-- AIM OF THE EXERCISE --
Write out all of the data without omission, exactly as shown.

○ ○ ○ ○

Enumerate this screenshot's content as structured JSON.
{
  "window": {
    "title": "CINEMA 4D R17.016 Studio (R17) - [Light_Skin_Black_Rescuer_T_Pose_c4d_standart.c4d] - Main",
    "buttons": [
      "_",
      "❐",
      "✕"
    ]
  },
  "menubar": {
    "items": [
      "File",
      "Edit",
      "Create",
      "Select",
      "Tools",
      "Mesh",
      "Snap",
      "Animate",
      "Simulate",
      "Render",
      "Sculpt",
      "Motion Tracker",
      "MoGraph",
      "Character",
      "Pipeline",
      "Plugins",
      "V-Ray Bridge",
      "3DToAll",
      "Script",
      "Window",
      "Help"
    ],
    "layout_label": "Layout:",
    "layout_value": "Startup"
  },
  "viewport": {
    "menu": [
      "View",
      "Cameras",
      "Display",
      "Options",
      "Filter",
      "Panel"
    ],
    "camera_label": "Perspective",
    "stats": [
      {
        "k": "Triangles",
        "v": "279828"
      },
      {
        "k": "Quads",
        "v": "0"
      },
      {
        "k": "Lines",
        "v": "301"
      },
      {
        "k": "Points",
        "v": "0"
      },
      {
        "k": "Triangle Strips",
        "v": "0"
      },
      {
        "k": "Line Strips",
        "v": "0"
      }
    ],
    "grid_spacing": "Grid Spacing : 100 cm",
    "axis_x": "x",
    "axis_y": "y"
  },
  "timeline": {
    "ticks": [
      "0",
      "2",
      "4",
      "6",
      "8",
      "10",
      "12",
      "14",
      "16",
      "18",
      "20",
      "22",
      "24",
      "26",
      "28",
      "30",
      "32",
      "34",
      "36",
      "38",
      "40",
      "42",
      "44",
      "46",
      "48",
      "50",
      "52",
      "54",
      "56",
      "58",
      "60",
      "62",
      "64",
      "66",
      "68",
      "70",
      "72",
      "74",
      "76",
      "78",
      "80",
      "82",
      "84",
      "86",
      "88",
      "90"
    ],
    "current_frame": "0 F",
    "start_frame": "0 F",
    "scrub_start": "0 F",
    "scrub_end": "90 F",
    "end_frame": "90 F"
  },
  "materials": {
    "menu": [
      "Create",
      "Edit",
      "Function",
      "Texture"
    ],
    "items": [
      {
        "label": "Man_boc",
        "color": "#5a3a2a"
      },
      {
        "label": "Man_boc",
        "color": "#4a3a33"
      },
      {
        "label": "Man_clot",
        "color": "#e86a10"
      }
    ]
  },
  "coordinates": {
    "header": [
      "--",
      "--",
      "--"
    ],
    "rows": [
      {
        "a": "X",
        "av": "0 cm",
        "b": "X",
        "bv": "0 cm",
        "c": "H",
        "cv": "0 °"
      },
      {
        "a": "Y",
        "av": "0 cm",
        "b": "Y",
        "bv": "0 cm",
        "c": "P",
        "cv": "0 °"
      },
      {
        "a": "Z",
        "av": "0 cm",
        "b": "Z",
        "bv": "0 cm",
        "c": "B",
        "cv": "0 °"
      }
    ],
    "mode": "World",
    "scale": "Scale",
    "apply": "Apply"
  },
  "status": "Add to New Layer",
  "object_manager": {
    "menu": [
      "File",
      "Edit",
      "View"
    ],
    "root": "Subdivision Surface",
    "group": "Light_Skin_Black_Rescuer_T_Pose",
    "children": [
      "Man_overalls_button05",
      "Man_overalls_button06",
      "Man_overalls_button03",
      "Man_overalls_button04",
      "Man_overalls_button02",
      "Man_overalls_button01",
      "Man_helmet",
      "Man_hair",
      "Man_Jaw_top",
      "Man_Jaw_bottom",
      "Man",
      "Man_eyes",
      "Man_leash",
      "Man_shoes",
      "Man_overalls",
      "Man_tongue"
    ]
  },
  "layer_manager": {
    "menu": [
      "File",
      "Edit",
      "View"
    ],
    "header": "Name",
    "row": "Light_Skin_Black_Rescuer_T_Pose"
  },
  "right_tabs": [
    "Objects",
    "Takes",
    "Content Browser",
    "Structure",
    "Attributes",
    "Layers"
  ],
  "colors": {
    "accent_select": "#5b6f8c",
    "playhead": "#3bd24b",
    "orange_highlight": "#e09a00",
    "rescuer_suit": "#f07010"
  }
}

○ ○ ○ ○

-- TASK OUTPUT --
Enumerate this screenshot's content as structured JSON.
{
  "window": {
    "title": "CINEMA 4D R17.016 Studio (R17) - [Light_Skin_Black_Rescuer_T_Pose_c4d_standart.c4d] - Main",
    "buttons": [
      "_",
      "❐",
      "✕"
    ]
  },
  "menubar": {
    "items": [
      "File",
      "Edit",
      "Create",
      "Select",
      "Tools",
      "Mesh",
      "Snap",
      "Animate",
      "Simulate",
      "Render",
      "Sculpt",
      "Motion Tracker",
      "MoGraph",
      "Character",
      "Pipeline",
      "Plugins",
      "V-Ray Bridge",
      "3DToAll",
      "Script",
      "Window",
      "Help"
    ],
    "layout_label": "Layout:",
    "layout_value": "Startup"
  },
  "viewport": {
    "menu": [
      "View",
      "Cameras",
      "Display",
      "Options",
      "Filter",
      "Panel"
    ],
    "camera_label": "Perspective",
    "stats": [
      {
        "k": "Triangles",
        "v": "279828"
      },
      {
        "k": "Quads",
        "v": "0"
      },
      {
        "k": "Lines",
        "v": "301"
      },
      {
        "k": "Points",
        "v": "0"
      },
      {
        "k": "Triangle Strips",
        "v": "0"
      },
      {
        "k": "Line Strips",
        "v": "0"
      }
    ],
    "grid_spacing": "Grid Spacing : 100 cm",
    "axis_x": "x",
    "axis_y": "y"
  },
  "timeline": {
    "ticks": [
      "0",
      "2",
      "4",
      "6",
      "8",
      "10",
      "12",
      "14",
      "16",
      "18",
      "20",
      "22",
      "24",
      "26",
      "28",
      "30",
      "32",
      "34",
      "36",
      "38",
      "40",
      "42",
      "44",
      "46",
      "48",
      "50",
      "52",
      "54",
      "56",
      "58",
      "60",
      "62",
      "64",
      "66",
      "68",
      "70",
      "72",
      "74",
      "76",
      "78",
      "80",
      "82",
      "84",
      "86",
      "88",
      "90"
    ],
    "current_frame": "0 F",
    "start_frame": "0 F",
    "scrub_start": "0 F",
    "scrub_end": "90 F",
    "end_frame": "90 F"
  },
  "materials": {
    "menu": [
      "Create",
      "Edit",
      "Function",
      "Texture"
    ],
    "items": [
      {
        "label": "Man_boc",
        "color": "#5a3a2a"
      },
      {
        "label": "Man_boc",
        "color": "#4a3a33"
      },
      {
        "label": "Man_clot",
        "color": "#e86a10"
      }
    ]
  },
  "coordinates": {
    "header": [
      "--",
      "--",
      "--"
    ],
    "rows": [
      {
        "a": "X",
        "av": "0 cm",
        "b": "X",
        "bv": "0 cm",
        "c": "H",
        "cv": "0 °"
      },
      {
        "a": "Y",
        "av": "0 cm",
        "b": "Y",
        "bv": "0 cm",
        "c": "P",
        "cv": "0 °"
      },
      {
        "a": "Z",
        "av": "0 cm",
        "b": "Z",
        "bv": "0 cm",
        "c": "B",
        "cv": "0 °"
      }
    ],
    "mode": "World",
    "scale": "Scale",
    "apply": "Apply"
  },
  "status": "Add to New Layer",
  "object_manager": {
    "menu": [
      "File",
      "Edit",
      "View"
    ],
    "root": "Subdivision Surface",
    "group": "Light_Skin_Black_Rescuer_T_Pose",
    "children": [
      "Man_overalls_button05",
      "Man_overalls_button06",
      "Man_overalls_button03",
      "Man_overalls_button04",
      "Man_overalls_button02",
      "Man_overalls_button01",
      "Man_helmet",
      "Man_hair",
      "Man_Jaw_top",
      "Man_Jaw_bottom",
      "Man",
      "Man_eyes",
      "Man_leash",
      "Man_shoes",
      "Man_overalls",
      "Man_tongue"
    ]
  },
  "layer_manager": {
    "menu": [
      "File",
      "Edit",
      "View"
    ],
    "header": "Name",
    "row": "Light_Skin_Black_Rescuer_T_Pose"
  },
  "right_tabs": [
    "Objects",
    "Takes",
    "Content Browser",
    "Structure",
    "Attributes",
    "Layers"
  ],
  "colors": {
    "accent_select": "#5b6f8c",
    "playhead": "#3bd24b",
    "orange_highlight": "#e09a00",
    "rescuer_suit": "#f07010"
  }
}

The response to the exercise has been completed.